**Stored records**.
:::
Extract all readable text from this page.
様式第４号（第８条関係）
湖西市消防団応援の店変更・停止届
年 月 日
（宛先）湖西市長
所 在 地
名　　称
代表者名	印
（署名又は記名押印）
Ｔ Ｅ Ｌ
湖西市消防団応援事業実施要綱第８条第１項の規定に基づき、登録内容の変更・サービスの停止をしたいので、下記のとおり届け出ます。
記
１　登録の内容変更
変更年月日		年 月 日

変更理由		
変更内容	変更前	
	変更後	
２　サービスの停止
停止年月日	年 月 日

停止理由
:::
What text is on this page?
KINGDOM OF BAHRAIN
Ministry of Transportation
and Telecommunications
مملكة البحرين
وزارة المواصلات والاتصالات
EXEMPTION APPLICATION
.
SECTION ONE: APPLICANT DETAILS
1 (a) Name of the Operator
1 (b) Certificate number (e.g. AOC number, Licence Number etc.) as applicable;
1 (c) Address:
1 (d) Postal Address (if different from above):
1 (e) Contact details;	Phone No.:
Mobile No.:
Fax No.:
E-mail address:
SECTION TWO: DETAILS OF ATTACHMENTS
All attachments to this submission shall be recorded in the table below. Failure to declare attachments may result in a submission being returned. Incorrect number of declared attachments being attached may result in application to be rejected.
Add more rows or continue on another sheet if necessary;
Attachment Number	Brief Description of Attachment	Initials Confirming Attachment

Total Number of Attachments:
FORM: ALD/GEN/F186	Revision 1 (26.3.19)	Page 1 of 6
:::
**Given request**.
Filter out all lines lacking the word "text" and copy the rest.

**Answer below**.
Extract all readable text from this page.
What text is on this page?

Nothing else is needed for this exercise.